Mais comment animer ce spectacle ? comment y introduire l’image vraisemblable d’une humanité primitive, lointaine, qui, néanmoins, ne soit pas complètement étrangère à la nôtre ? Dans un opéra, la question est vite tranchée. La musique, de par son essence même, simplifie tout, supprime les différences de temps et de milieu. Mais, dans une tragédie, il en va tout autrement. Il y faut une psychologie, bien caractérisée, ou autrement l’œuvre dégénère en poème allégorique, en symbolisme creux.

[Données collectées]
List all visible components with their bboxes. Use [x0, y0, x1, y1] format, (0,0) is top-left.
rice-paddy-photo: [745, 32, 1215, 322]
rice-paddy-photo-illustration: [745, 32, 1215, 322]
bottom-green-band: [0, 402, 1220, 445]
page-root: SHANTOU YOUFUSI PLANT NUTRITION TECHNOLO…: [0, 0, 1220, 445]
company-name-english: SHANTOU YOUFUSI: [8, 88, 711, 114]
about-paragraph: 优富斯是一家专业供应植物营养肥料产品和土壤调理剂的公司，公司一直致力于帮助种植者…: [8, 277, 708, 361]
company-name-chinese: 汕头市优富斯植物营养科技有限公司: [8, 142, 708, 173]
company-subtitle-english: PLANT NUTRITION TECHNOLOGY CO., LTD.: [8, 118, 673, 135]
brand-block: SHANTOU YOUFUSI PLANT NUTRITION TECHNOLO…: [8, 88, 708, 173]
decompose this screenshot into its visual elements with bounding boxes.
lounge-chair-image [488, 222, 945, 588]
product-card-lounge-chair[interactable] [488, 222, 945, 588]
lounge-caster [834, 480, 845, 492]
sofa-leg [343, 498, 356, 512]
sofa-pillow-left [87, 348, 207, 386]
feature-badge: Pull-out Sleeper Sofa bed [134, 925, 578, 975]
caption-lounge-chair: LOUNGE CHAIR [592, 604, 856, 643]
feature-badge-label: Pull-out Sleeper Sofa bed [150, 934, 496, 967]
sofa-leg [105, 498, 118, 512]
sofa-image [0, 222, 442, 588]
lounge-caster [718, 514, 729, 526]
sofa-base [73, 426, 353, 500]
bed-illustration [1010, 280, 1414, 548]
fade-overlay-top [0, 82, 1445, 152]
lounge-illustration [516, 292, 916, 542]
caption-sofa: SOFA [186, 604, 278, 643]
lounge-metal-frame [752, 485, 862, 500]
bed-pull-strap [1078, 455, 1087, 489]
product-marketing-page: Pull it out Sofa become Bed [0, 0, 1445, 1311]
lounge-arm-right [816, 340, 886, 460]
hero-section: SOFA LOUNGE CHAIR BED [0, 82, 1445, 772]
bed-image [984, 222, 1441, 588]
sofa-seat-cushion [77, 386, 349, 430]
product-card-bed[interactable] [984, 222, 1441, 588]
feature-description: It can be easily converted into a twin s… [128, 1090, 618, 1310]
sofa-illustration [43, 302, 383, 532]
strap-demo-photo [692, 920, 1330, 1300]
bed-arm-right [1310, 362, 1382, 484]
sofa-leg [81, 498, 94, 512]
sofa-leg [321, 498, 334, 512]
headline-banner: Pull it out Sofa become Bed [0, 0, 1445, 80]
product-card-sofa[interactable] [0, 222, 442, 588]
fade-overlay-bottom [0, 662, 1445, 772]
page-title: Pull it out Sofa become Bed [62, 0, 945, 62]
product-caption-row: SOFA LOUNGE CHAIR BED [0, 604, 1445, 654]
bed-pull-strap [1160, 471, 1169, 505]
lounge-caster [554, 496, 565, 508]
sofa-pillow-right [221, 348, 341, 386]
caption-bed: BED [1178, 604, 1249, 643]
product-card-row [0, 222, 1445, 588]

__Exercice proposé A__
Pour chacune des affirmations suivantes, indiquez si elle s'accorde avec l'extrait sur l'opéra et la tragédie, en répondant par oui ou par non et en citant textuellement les mots de l'extrait qui tranchent.
(i) La musique efface les différences de temps et de milieu.
(ii) Dans un opéra, la question est difficile à trancher.
(iii) Sans psychologie bien caractérisée, la tragédie dégénère en poème allégorique.
__Exercice proposé B__
Reprenez l'extrait sur l'opéra et la tragédie, de « Mais comment animer » jusqu'à « en symbolisme creux. », en remplaçant « opéra » par « oratorio ».
__Exercice proposé C__
Répondez aux questions suivantes à partir de l'extrait sur l'opéra et la tragédie.
(i) Quelle image l'extrait se demande-t-il comment introduire dans le spectacle ?
(ii) Que fait la musique, de par son essence même ?
(iii) En quoi l'œuvre dégénère-t-elle sans une psychologie bien caractérisée ?
Les enregistrements proviennent d'une autre source.

__Résultat attendu A__
(i) Oui : « La musique, de par son essence même, simplifie tout, supprime les différences de temps et de milieu. »
(ii) Non : « Dans un opéra, la question est vite tranchée. »
(iii) Oui : « Il y faut une psychologie, bien caractérisée, ou autrement l’œuvre dégénère en poème allégorique, en symbolisme creux. »

__Résultat attendu B__
Mais comment animer ce spectacle ? comment y introduire l’image vraisemblable d’une humanité primitive, lointaine, qui, néanmoins, ne soit pas complètement étrangère à la nôtre ? Dans un oratorio, la question est vite tranchée. La musique, de par son essence même, simplifie tout, supprime les différences de temps et de milieu. Mais, dans une tragédie, il en va tout autrement. Il y faut une psychologie, bien caractérisée, ou autrement l’œuvre dégénère en poème allégorique, en symbolisme creux.

__Résultat attendu C__
(i) L'image vraisemblable d'une humanité primitive, lointaine, qui ne soit pas complètement étrangère à la nôtre.
(ii) Elle simplifie tout et supprime les différences de temps et de milieu.
(iii) En poème allégorique, en symbolisme creux.